▸ Aim
In the listing below, locate the lines that hold "structured" and copy them.
☆ ☆ ☆ ☆ ☆
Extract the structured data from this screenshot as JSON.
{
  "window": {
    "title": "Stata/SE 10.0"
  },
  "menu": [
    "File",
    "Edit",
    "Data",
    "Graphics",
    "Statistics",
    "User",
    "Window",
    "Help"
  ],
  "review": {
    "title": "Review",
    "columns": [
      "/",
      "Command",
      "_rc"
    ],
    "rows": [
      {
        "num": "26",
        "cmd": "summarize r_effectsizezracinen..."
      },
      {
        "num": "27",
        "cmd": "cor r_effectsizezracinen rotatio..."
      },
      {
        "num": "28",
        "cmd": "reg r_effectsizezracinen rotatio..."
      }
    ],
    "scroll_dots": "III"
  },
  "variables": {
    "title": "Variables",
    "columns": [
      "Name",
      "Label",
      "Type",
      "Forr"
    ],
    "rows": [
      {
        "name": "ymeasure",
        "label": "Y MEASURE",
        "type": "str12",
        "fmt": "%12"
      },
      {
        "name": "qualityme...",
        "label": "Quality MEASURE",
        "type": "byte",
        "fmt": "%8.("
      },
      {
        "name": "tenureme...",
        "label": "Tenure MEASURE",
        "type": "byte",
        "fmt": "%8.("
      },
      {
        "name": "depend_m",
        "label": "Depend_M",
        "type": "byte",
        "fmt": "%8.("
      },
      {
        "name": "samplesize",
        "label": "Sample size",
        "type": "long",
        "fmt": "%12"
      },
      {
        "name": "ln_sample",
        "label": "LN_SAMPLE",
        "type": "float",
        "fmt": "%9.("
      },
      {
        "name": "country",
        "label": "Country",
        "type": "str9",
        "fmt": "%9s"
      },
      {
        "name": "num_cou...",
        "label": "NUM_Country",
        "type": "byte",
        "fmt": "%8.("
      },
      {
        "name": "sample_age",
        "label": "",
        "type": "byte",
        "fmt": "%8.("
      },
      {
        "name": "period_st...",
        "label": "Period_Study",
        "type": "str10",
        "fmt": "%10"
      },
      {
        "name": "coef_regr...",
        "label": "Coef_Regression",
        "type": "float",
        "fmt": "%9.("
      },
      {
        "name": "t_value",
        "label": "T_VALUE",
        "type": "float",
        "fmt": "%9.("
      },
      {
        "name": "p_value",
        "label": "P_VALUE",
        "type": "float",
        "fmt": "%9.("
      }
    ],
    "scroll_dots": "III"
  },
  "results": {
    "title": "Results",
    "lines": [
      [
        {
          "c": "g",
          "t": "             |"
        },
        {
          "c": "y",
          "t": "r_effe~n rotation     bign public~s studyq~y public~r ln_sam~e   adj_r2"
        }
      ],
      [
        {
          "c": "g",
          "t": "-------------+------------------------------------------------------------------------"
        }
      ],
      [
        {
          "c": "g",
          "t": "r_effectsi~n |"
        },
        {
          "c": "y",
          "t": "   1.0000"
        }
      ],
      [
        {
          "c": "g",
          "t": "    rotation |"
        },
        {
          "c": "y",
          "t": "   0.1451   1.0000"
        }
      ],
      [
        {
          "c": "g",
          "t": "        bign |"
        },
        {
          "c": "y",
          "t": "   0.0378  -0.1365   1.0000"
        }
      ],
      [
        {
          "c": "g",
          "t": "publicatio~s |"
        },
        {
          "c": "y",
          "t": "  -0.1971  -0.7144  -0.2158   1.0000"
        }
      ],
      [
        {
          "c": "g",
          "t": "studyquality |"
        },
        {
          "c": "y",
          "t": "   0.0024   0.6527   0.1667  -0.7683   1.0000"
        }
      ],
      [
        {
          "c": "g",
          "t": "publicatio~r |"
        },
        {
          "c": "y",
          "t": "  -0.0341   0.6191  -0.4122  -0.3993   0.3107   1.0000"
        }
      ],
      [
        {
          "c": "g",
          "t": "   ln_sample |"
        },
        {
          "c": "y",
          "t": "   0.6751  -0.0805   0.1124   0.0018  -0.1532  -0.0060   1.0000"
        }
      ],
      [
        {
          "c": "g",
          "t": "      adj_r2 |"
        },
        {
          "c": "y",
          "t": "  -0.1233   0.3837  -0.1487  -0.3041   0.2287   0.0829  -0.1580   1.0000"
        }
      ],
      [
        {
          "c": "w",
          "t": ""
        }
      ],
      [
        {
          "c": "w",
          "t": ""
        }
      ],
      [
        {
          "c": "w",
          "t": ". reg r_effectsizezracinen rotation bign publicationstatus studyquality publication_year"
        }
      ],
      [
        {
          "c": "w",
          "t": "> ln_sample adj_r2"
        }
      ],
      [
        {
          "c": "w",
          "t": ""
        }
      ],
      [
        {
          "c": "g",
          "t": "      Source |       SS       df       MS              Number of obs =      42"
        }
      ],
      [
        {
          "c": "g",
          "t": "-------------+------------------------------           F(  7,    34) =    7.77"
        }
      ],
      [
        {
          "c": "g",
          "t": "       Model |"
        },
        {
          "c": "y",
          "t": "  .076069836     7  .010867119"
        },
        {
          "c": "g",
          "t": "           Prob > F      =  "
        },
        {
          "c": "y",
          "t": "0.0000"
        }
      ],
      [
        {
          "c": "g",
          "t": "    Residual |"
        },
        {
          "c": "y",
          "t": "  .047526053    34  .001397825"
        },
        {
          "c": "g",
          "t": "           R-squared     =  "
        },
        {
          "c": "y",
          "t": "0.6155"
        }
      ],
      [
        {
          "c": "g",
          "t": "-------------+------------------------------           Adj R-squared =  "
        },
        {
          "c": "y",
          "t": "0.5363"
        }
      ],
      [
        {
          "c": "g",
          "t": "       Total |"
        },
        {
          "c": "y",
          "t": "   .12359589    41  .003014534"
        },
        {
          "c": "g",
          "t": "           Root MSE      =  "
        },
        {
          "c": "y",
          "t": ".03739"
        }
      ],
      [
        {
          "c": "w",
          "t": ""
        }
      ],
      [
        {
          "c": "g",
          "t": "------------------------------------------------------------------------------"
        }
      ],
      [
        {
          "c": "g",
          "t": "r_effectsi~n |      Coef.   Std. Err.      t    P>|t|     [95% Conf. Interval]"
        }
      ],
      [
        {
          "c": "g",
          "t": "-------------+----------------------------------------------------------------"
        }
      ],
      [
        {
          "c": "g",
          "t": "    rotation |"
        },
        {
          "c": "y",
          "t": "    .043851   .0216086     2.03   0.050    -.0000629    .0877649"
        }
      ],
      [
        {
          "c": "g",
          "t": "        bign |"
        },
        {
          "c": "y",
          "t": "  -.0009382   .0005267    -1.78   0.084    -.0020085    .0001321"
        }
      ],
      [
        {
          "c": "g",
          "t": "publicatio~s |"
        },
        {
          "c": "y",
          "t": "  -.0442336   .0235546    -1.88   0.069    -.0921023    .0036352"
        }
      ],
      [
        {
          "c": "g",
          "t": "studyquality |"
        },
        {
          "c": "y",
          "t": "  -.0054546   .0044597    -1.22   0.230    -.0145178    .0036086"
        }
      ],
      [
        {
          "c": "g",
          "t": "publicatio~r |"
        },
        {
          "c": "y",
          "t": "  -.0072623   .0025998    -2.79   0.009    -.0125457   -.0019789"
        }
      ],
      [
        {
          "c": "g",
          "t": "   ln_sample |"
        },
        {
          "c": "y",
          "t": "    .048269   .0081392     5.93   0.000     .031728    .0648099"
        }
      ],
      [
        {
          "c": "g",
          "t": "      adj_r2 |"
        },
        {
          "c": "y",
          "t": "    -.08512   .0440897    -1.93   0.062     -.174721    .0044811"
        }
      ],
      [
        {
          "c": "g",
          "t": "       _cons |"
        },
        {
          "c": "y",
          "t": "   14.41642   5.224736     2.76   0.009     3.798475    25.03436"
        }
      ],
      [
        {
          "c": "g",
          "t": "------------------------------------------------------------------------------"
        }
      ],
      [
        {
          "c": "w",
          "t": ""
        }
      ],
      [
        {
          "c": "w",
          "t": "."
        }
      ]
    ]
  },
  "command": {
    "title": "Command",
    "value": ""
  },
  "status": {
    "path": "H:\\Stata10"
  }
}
☆ ☆ ☆ ☆ ☆
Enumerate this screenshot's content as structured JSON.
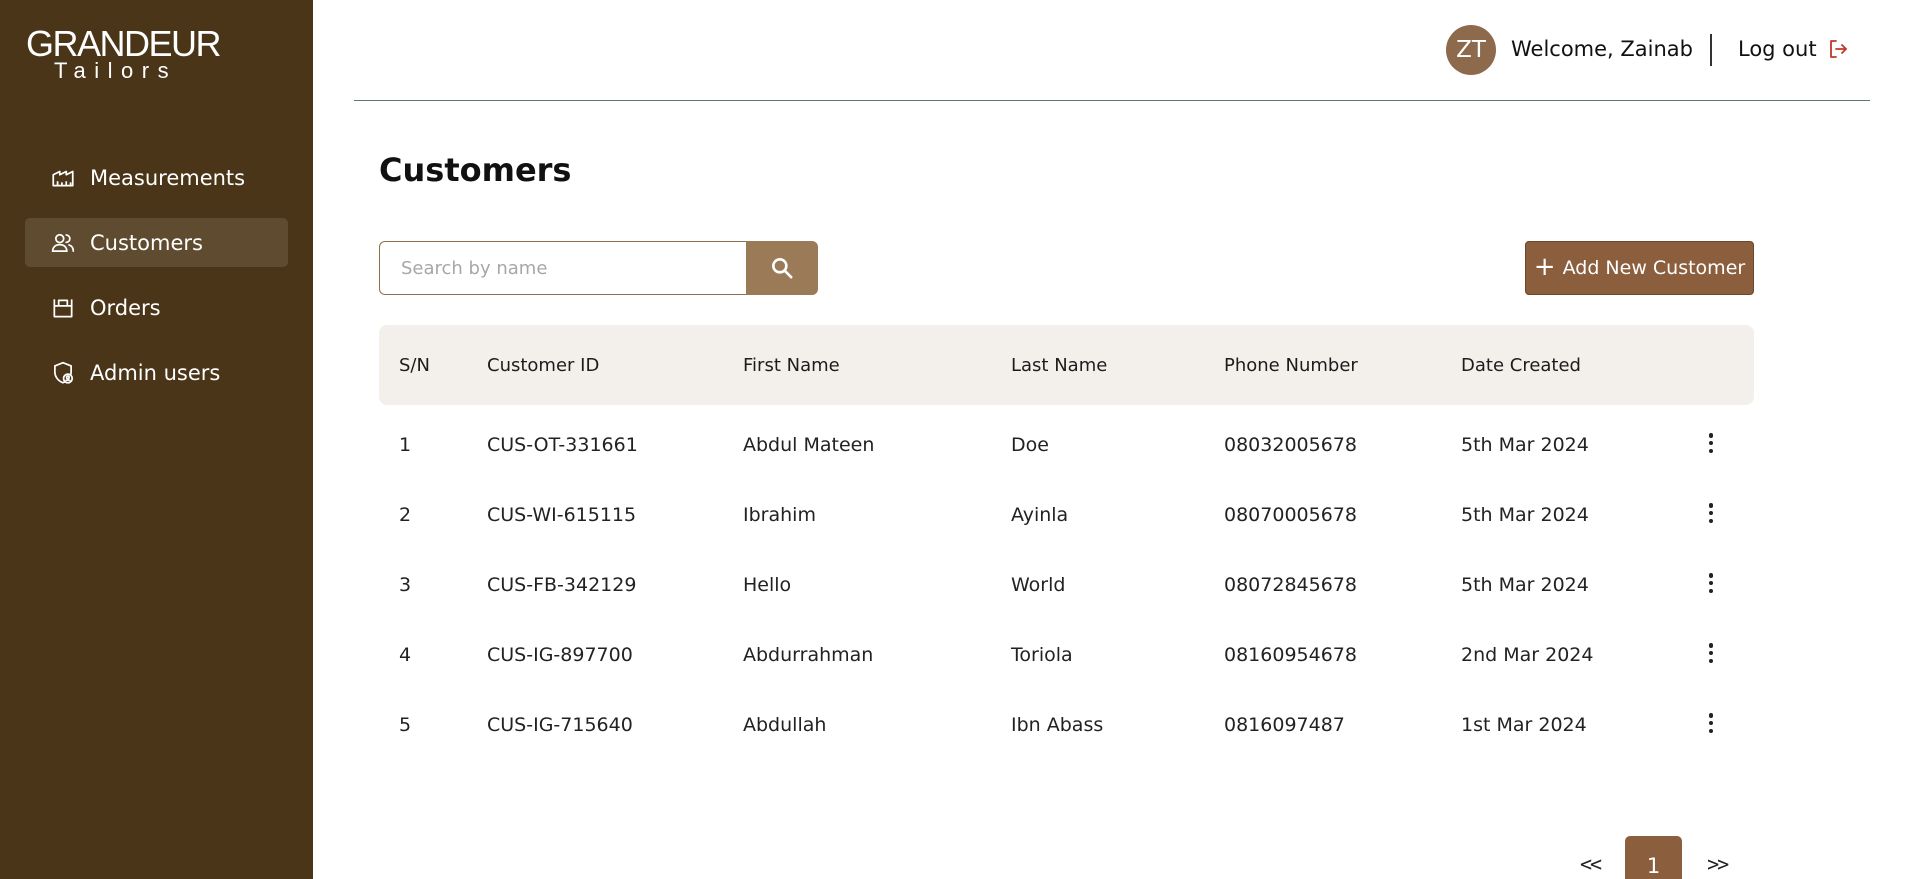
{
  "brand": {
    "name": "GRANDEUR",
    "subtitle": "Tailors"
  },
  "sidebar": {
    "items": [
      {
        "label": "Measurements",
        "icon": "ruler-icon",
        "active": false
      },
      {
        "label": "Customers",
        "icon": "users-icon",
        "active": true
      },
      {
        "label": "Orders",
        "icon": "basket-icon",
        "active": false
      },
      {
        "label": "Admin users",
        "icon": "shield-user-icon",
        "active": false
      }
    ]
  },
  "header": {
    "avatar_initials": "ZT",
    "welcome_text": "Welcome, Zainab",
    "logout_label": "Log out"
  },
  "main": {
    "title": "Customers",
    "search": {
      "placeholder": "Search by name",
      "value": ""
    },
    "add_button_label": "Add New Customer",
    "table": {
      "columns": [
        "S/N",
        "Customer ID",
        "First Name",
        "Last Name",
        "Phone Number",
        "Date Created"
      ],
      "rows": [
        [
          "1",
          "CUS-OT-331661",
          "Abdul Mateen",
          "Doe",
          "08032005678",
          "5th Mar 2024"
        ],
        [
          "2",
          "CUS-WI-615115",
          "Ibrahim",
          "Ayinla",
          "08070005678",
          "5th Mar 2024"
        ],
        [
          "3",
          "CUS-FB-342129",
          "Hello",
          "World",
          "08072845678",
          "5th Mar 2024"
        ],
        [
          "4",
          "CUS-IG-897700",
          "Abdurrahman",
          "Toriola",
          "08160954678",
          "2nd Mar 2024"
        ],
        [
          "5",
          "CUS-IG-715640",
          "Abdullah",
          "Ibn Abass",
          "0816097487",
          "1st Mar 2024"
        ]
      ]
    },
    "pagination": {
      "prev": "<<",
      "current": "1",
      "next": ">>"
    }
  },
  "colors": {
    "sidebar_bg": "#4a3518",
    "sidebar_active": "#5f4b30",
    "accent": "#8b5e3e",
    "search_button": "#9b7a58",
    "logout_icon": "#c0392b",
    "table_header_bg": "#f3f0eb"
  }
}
☆ ☆ ☆ ☆ ☆
▸ Finished answer
Extract the structured data from this screenshot as JSON.
Enumerate this screenshot's content as structured JSON.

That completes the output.